— Start of Recorded information —
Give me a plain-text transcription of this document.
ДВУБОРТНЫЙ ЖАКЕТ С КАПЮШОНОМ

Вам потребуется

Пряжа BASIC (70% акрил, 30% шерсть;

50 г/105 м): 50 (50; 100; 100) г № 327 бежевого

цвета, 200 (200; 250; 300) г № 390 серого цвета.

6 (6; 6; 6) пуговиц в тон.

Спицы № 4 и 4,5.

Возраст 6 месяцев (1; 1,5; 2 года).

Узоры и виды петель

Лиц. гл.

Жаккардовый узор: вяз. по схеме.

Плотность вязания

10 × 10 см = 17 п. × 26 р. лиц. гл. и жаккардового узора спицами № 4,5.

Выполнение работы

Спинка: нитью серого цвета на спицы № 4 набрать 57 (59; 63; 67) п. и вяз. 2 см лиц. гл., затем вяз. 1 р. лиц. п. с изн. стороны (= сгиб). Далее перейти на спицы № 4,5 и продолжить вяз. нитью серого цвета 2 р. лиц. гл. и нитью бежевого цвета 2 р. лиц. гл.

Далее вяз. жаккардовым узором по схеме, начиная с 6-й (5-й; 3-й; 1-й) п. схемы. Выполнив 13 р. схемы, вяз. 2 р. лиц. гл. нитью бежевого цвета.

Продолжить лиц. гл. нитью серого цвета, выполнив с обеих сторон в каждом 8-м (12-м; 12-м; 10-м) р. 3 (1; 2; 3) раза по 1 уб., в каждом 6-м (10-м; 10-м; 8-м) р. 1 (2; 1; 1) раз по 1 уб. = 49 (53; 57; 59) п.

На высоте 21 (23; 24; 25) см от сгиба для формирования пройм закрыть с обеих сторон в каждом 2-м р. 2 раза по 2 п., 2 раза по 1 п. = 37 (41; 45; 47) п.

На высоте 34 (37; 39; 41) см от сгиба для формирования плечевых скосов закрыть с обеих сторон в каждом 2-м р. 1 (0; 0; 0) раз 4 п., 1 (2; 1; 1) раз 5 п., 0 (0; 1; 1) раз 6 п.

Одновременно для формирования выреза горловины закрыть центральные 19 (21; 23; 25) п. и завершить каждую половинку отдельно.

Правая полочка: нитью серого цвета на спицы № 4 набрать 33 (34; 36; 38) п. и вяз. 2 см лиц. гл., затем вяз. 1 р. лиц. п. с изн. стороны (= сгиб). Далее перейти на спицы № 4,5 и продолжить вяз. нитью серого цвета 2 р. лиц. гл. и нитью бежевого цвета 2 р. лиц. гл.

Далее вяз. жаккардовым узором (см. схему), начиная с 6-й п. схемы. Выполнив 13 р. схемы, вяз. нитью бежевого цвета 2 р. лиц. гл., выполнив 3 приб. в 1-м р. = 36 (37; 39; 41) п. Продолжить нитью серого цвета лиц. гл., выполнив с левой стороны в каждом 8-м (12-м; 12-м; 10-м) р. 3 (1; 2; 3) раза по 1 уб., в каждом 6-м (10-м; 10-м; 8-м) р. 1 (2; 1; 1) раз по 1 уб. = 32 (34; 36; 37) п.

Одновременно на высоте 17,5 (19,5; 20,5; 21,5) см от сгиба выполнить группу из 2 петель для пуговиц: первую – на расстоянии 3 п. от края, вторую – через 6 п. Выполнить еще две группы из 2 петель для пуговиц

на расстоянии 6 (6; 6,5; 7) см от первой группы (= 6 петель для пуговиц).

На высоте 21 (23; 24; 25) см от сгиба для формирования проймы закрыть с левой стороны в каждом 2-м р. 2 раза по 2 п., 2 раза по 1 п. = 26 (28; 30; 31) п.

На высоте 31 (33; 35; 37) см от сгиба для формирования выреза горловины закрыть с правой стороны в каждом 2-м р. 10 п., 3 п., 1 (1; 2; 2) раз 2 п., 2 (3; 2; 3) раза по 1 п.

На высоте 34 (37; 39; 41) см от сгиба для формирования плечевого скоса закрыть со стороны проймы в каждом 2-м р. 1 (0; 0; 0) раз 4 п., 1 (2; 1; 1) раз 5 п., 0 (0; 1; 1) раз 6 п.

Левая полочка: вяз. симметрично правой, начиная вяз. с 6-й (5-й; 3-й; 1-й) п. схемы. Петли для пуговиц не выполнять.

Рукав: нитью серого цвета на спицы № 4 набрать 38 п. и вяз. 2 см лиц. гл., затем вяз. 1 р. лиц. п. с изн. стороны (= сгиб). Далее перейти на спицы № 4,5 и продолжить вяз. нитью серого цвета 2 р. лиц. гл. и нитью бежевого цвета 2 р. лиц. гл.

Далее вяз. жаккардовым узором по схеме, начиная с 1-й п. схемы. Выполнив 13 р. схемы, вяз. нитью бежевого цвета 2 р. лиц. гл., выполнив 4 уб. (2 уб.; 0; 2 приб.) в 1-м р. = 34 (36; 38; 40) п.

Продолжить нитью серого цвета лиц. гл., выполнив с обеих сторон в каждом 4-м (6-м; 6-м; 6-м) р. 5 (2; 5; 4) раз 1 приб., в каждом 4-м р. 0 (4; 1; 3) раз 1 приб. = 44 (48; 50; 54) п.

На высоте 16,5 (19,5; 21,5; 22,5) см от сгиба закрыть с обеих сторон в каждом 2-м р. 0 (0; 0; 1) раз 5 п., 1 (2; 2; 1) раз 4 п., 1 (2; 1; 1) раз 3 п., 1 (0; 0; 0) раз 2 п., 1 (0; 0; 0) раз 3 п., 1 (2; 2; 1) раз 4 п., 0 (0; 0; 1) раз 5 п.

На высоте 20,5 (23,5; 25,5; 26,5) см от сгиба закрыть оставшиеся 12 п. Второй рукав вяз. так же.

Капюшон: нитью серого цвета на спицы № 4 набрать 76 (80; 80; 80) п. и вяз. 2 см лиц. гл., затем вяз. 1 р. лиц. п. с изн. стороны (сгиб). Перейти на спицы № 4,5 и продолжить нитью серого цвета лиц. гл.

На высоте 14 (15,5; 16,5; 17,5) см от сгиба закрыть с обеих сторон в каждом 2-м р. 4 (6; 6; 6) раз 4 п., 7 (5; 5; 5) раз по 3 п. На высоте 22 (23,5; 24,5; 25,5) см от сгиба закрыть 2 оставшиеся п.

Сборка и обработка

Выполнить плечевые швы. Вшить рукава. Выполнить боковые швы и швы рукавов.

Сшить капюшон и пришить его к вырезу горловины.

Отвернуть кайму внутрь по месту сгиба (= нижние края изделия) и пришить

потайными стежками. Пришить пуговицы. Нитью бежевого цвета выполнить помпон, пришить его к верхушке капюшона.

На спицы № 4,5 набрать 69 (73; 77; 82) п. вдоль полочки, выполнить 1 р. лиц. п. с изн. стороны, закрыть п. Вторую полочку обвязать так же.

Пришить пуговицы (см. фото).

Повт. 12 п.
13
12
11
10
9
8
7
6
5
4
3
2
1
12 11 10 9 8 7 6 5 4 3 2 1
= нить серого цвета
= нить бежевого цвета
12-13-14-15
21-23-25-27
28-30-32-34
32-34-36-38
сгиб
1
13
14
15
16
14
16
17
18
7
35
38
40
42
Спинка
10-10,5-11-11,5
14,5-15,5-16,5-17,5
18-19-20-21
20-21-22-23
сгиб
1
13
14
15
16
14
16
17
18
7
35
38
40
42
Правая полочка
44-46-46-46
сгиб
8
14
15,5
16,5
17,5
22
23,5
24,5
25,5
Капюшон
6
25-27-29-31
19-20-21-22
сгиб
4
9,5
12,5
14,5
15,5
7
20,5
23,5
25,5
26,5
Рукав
— End of Recorded information —
**What is needed**
Quote each line of the listing above exactly.

**Solution below**
Give me a plain-text transcription of this document.
ДВУБОРТНЫЙ ЖАКЕТ С КАПЮШОНОМ

Вам потребуется

Пряжа BASIC (70% акрил, 30% шерсть;

50 г/105 м): 50 (50; 100; 100) г № 327 бежевого

цвета, 200 (200; 250; 300) г № 390 серого цвета.

6 (6; 6; 6) пуговиц в тон.

Спицы № 4 и 4,5.

Возраст 6 месяцев (1; 1,5; 2 года).

Узоры и виды петель

Лиц. гл.

Жаккардовый узор: вяз. по схеме.

Плотность вязания

10 × 10 см = 17 п. × 26 р. лиц. гл. и жаккардового узора спицами № 4,5.

Выполнение работы

Спинка: нитью серого цвета на спицы № 4 набрать 57 (59; 63; 67) п. и вяз. 2 см лиц. гл., затем вяз. 1 р. лиц. п. с изн. стороны (= сгиб). Далее перейти на спицы № 4,5 и продолжить вяз. нитью серого цвета 2 р. лиц. гл. и нитью бежевого цвета 2 р. лиц. гл.

Далее вяз. жаккардовым узором по схеме, начиная с 6-й (5-й; 3-й; 1-й) п. схемы. Выполнив 13 р. схемы, вяз. 2 р. лиц. гл. нитью бежевого цвета.

Продолжить лиц. гл. нитью серого цвета, выполнив с обеих сторон в каждом 8-м (12-м; 12-м; 10-м) р. 3 (1; 2; 3) раза по 1 уб., в каждом 6-м (10-м; 10-м; 8-м) р. 1 (2; 1; 1) раз по 1 уб. = 49 (53; 57; 59) п.

На высоте 21 (23; 24; 25) см от сгиба для формирования пройм закрыть с обеих сторон в каждом 2-м р. 2 раза по 2 п., 2 раза по 1 п. = 37 (41; 45; 47) п.

На высоте 34 (37; 39; 41) см от сгиба для формирования плечевых скосов закрыть с обеих сторон в каждом 2-м р. 1 (0; 0; 0) раз 4 п., 1 (2; 1; 1) раз 5 п., 0 (0; 1; 1) раз 6 п.

Одновременно для формирования выреза горловины закрыть центральные 19 (21; 23; 25) п. и завершить каждую половинку отдельно.

Правая полочка: нитью серого цвета на спицы № 4 набрать 33 (34; 36; 38) п. и вяз. 2 см лиц. гл., затем вяз. 1 р. лиц. п. с изн. стороны (= сгиб). Далее перейти на спицы № 4,5 и продолжить вяз. нитью серого цвета 2 р. лиц. гл. и нитью бежевого цвета 2 р. лиц. гл.

Далее вяз. жаккардовым узором (см. схему), начиная с 6-й п. схемы. Выполнив 13 р. схемы, вяз. нитью бежевого цвета 2 р. лиц. гл., выполнив 3 приб. в 1-м р. = 36 (37; 39; 41) п. Продолжить нитью серого цвета лиц. гл., выполнив с левой стороны в каждом 8-м (12-м; 12-м; 10-м) р. 3 (1; 2; 3) раза по 1 уб., в каждом 6-м (10-м; 10-м; 8-м) р. 1 (2; 1; 1) раз по 1 уб. = 32 (34; 36; 37) п.

Одновременно на высоте 17,5 (19,5; 20,5; 21,5) см от сгиба выполнить группу из 2 петель для пуговиц: первую – на расстоянии 3 п. от края, вторую – через 6 п. Выполнить еще две группы из 2 петель для пуговиц

на расстоянии 6 (6; 6,5; 7) см от первой группы (= 6 петель для пуговиц).

На высоте 21 (23; 24; 25) см от сгиба для формирования проймы закрыть с левой стороны в каждом 2-м р. 2 раза по 2 п., 2 раза по 1 п. = 26 (28; 30; 31) п.

На высоте 31 (33; 35; 37) см от сгиба для формирования выреза горловины закрыть с правой стороны в каждом 2-м р. 10 п., 3 п., 1 (1; 2; 2) раз 2 п., 2 (3; 2; 3) раза по 1 п.

На высоте 34 (37; 39; 41) см от сгиба для формирования плечевого скоса закрыть со стороны проймы в каждом 2-м р. 1 (0; 0; 0) раз 4 п., 1 (2; 1; 1) раз 5 п., 0 (0; 1; 1) раз 6 п.

Левая полочка: вяз. симметрично правой, начиная вяз. с 6-й (5-й; 3-й; 1-й) п. схемы. Петли для пуговиц не выполнять.

Рукав: нитью серого цвета на спицы № 4 набрать 38 п. и вяз. 2 см лиц. гл., затем вяз. 1 р. лиц. п. с изн. стороны (= сгиб). Далее перейти на спицы № 4,5 и продолжить вяз. нитью серого цвета 2 р. лиц. гл. и нитью бежевого цвета 2 р. лиц. гл.

Далее вяз. жаккардовым узором по схеме, начиная с 1-й п. схемы. Выполнив 13 р. схемы, вяз. нитью бежевого цвета 2 р. лиц. гл., выполнив 4 уб. (2 уб.; 0; 2 приб.) в 1-м р. = 34 (36; 38; 40) п.

Продолжить нитью серого цвета лиц. гл., выполнив с обеих сторон в каждом 4-м (6-м; 6-м; 6-м) р. 5 (2; 5; 4) раз 1 приб., в каждом 4-м р. 0 (4; 1; 3) раз 1 приб. = 44 (48; 50; 54) п.

На высоте 16,5 (19,5; 21,5; 22,5) см от сгиба закрыть с обеих сторон в каждом 2-м р. 0 (0; 0; 1) раз 5 п., 1 (2; 2; 1) раз 4 п., 1 (2; 1; 1) раз 3 п., 1 (0; 0; 0) раз 2 п., 1 (0; 0; 0) раз 3 п., 1 (2; 2; 1) раз 4 п., 0 (0; 0; 1) раз 5 п.

На высоте 20,5 (23,5; 25,5; 26,5) см от сгиба закрыть оставшиеся 12 п. Второй рукав вяз. так же.

Капюшон: нитью серого цвета на спицы № 4 набрать 76 (80; 80; 80) п. и вяз. 2 см лиц. гл., затем вяз. 1 р. лиц. п. с изн. стороны (сгиб). Перейти на спицы № 4,5 и продолжить нитью серого цвета лиц. гл.

На высоте 14 (15,5; 16,5; 17,5) см от сгиба закрыть с обеих сторон в каждом 2-м р. 4 (6; 6; 6) раз 4 п., 7 (5; 5; 5) раз по 3 п. На высоте 22 (23,5; 24,5; 25,5) см от сгиба закрыть 2 оставшиеся п.

Сборка и обработка

Выполнить плечевые швы. Вшить рукава. Выполнить боковые швы и швы рукавов.

Сшить капюшон и пришить его к вырезу горловины.

Отвернуть кайму внутрь по месту сгиба (= нижние края изделия) и пришить

потайными стежками. Пришить пуговицы. Нитью бежевого цвета выполнить помпон, пришить его к верхушке капюшона.

На спицы № 4,5 набрать 69 (73; 77; 82) п. вдоль полочки, выполнить 1 р. лиц. п. с изн. стороны, закрыть п. Вторую полочку обвязать так же.

Пришить пуговицы (см. фото).

Повт. 12 п.
13
12
11
10
9
8
7
6
5
4
3
2
1
12 11 10 9 8 7 6 5 4 3 2 1
= нить серого цвета
= нить бежевого цвета
12-13-14-15
21-23-25-27
28-30-32-34
32-34-36-38
сгиб
1
13
14
15
16
14
16
17
18
7
35
38
40
42
Спинка
10-10,5-11-11,5
14,5-15,5-16,5-17,5
18-19-20-21
20-21-22-23
сгиб
1
13
14
15
16
14
16
17
18
7
35
38
40
42
Правая полочка
44-46-46-46
сгиб
8
14
15,5
16,5
17,5
22
23,5
24,5
25,5
Капюшон
6
25-27-29-31
19-20-21-22
сгиб
4
9,5
12,5
14,5
15,5
7
20,5
23,5
25,5
26,5
Рукав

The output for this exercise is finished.